Given problem: From the entries below, pull out each line where "educational" appears.

Stored data entries:
┌──

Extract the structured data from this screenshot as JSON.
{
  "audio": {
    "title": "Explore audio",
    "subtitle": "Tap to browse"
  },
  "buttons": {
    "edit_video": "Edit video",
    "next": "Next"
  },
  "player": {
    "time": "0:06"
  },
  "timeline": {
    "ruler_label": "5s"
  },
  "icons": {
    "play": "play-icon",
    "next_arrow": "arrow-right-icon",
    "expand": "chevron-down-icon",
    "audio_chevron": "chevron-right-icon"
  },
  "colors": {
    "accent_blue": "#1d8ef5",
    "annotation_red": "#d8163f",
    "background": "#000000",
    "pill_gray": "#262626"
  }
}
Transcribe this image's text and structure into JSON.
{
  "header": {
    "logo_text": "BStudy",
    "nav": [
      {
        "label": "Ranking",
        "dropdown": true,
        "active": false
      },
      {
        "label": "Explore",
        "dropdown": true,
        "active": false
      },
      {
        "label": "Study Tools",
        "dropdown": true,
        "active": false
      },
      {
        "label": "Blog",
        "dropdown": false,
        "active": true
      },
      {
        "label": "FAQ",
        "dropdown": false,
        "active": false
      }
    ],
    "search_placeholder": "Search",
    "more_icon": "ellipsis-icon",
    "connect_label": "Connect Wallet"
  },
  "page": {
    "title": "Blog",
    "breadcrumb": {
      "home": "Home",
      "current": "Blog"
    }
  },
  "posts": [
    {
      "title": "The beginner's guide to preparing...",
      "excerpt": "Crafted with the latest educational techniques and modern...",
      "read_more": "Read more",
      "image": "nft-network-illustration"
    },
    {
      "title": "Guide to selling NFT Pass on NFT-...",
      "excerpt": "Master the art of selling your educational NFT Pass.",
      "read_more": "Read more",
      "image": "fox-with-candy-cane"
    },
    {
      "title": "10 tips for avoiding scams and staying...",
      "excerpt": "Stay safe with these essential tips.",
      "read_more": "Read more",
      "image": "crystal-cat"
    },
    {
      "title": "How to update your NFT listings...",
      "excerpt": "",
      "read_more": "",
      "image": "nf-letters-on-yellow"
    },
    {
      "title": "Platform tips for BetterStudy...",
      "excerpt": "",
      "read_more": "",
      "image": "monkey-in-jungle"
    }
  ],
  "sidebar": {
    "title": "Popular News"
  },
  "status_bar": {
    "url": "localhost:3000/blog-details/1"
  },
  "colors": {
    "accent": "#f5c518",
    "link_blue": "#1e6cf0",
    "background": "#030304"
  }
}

└──

Output of the exercise:
      "excerpt": "Crafted with the latest educational techniques and modern...",
      "excerpt": "Master the art of selling your educational NFT Pass.",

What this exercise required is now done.